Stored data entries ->
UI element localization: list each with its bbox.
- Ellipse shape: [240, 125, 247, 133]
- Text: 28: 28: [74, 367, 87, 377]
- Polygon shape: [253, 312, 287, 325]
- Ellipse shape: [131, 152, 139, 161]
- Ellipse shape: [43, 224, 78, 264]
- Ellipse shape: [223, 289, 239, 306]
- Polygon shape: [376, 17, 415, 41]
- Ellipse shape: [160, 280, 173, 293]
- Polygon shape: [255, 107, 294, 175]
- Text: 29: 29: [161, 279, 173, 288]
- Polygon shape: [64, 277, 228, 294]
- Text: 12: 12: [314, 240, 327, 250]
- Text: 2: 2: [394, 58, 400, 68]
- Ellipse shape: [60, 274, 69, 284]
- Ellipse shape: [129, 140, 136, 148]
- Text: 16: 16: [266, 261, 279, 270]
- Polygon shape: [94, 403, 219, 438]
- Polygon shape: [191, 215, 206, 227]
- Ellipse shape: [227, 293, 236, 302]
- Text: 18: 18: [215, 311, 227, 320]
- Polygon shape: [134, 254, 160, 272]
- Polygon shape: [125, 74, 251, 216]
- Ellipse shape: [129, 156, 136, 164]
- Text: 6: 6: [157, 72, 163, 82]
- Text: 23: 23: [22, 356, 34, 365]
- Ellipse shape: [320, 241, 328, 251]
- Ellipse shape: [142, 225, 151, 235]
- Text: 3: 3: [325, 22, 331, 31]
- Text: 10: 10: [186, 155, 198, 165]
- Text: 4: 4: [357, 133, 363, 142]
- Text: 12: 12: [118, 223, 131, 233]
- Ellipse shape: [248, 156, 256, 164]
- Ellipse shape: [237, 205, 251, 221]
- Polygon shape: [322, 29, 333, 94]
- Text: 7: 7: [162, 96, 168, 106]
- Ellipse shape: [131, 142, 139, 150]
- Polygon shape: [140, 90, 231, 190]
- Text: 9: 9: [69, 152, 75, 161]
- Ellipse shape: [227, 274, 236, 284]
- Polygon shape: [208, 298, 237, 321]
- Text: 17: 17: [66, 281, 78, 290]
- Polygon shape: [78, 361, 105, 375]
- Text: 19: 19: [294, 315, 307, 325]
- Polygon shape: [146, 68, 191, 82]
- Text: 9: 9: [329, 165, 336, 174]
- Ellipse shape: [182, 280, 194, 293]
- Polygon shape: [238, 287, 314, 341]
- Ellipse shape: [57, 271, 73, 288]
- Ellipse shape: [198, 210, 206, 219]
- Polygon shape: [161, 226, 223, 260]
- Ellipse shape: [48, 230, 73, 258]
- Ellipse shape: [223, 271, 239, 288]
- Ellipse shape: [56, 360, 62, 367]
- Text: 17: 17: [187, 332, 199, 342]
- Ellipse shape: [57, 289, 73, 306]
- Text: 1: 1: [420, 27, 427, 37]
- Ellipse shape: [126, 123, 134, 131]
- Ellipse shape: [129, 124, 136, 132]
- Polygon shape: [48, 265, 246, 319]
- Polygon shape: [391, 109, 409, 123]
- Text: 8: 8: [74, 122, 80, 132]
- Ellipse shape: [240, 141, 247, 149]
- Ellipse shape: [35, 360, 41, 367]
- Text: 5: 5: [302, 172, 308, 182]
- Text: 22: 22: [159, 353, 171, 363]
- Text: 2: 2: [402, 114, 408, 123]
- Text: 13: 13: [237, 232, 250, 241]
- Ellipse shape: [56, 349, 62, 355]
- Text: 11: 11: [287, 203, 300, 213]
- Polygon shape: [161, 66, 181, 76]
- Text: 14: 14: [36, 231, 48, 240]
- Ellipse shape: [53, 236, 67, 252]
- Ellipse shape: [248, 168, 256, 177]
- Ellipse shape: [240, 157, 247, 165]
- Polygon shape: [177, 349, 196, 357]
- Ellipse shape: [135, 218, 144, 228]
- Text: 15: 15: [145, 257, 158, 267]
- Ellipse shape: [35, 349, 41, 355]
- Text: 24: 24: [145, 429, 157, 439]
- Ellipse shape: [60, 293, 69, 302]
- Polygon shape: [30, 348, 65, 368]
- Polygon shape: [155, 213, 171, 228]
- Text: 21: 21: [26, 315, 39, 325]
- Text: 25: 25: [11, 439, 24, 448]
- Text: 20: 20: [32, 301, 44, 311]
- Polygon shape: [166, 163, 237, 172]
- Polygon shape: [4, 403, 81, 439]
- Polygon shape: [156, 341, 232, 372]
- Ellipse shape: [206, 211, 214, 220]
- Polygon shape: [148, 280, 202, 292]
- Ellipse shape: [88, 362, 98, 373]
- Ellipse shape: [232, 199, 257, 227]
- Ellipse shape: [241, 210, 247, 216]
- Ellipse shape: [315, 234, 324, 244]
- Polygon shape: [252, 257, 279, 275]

Set task ->
Copy the records above line for line, with no changes.

Task output ->
UI element localization: list each with its bbox.
- Ellipse shape: [240, 125, 247, 133]
- Text: 28: 28: [74, 367, 87, 377]
- Polygon shape: [253, 312, 287, 325]
- Ellipse shape: [131, 152, 139, 161]
- Ellipse shape: [43, 224, 78, 264]
- Ellipse shape: [223, 289, 239, 306]
- Polygon shape: [376, 17, 415, 41]
- Ellipse shape: [160, 280, 173, 293]
- Polygon shape: [255, 107, 294, 175]
- Text: 29: 29: [161, 279, 173, 288]
- Polygon shape: [64, 277, 228, 294]
- Text: 12: 12: [314, 240, 327, 250]
- Text: 2: 2: [394, 58, 400, 68]
- Ellipse shape: [60, 274, 69, 284]
- Ellipse shape: [129, 140, 136, 148]
- Text: 16: 16: [266, 261, 279, 270]
- Polygon shape: [94, 403, 219, 438]
- Polygon shape: [191, 215, 206, 227]
- Ellipse shape: [227, 293, 236, 302]
- Text: 18: 18: [215, 311, 227, 320]
- Polygon shape: [134, 254, 160, 272]
- Polygon shape: [125, 74, 251, 216]
- Ellipse shape: [129, 156, 136, 164]
- Text: 6: 6: [157, 72, 163, 82]
- Text: 23: 23: [22, 356, 34, 365]
- Ellipse shape: [320, 241, 328, 251]
- Ellipse shape: [142, 225, 151, 235]
- Text: 3: 3: [325, 22, 331, 31]
- Text: 10: 10: [186, 155, 198, 165]
- Text: 4: 4: [357, 133, 363, 142]
- Text: 12: 12: [118, 223, 131, 233]
- Ellipse shape: [248, 156, 256, 164]
- Ellipse shape: [237, 205, 251, 221]
- Polygon shape: [322, 29, 333, 94]
- Text: 7: 7: [162, 96, 168, 106]
- Ellipse shape: [131, 142, 139, 150]
- Polygon shape: [140, 90, 231, 190]
- Text: 9: 9: [69, 152, 75, 161]
- Ellipse shape: [227, 274, 236, 284]
- Polygon shape: [208, 298, 237, 321]
- Text: 17: 17: [66, 281, 78, 290]
- Polygon shape: [78, 361, 105, 375]
- Text: 19: 19: [294, 315, 307, 325]
- Polygon shape: [146, 68, 191, 82]
- Text: 9: 9: [329, 165, 336, 174]
- Ellipse shape: [182, 280, 194, 293]
- Polygon shape: [238, 287, 314, 341]
- Ellipse shape: [57, 271, 73, 288]
- Ellipse shape: [198, 210, 206, 219]
- Polygon shape: [161, 226, 223, 260]
- Ellipse shape: [48, 230, 73, 258]
- Ellipse shape: [223, 271, 239, 288]
- Ellipse shape: [56, 360, 62, 367]
- Text: 17: 17: [187, 332, 199, 342]
- Ellipse shape: [57, 289, 73, 306]
- Text: 1: 1: [420, 27, 427, 37]
- Ellipse shape: [126, 123, 134, 131]
- Ellipse shape: [129, 124, 136, 132]
- Polygon shape: [48, 265, 246, 319]
- Polygon shape: [391, 109, 409, 123]
- Text: 8: 8: [74, 122, 80, 132]
- Ellipse shape: [240, 141, 247, 149]
- Ellipse shape: [35, 360, 41, 367]
- Text: 5: 5: [302, 172, 308, 182]
- Text: 22: 22: [159, 353, 171, 363]
- Text: 2: 2: [402, 114, 408, 123]
- Text: 13: 13: [237, 232, 250, 241]
- Ellipse shape: [56, 349, 62, 355]
- Text: 11: 11: [287, 203, 300, 213]
- Polygon shape: [161, 66, 181, 76]
- Text: 14: 14: [36, 231, 48, 240]
- Ellipse shape: [53, 236, 67, 252]
- Ellipse shape: [248, 168, 256, 177]
- Ellipse shape: [240, 157, 247, 165]
- Polygon shape: [177, 349, 196, 357]
- Ellipse shape: [135, 218, 144, 228]
- Text: 15: 15: [145, 257, 158, 267]
- Ellipse shape: [35, 349, 41, 355]
- Text: 24: 24: [145, 429, 157, 439]
- Ellipse shape: [60, 293, 69, 302]
- Polygon shape: [30, 348, 65, 368]
- Polygon shape: [155, 213, 171, 228]
- Text: 21: 21: [26, 315, 39, 325]
- Text: 25: 25: [11, 439, 24, 448]
- Text: 20: 20: [32, 301, 44, 311]
- Polygon shape: [166, 163, 237, 172]
- Polygon shape: [4, 403, 81, 439]
- Polygon shape: [156, 341, 232, 372]
- Ellipse shape: [206, 211, 214, 220]
- Polygon shape: [148, 280, 202, 292]
- Ellipse shape: [88, 362, 98, 373]
- Ellipse shape: [232, 199, 257, 227]
- Ellipse shape: [241, 210, 247, 216]
- Ellipse shape: [315, 234, 324, 244]
- Polygon shape: [252, 257, 279, 275]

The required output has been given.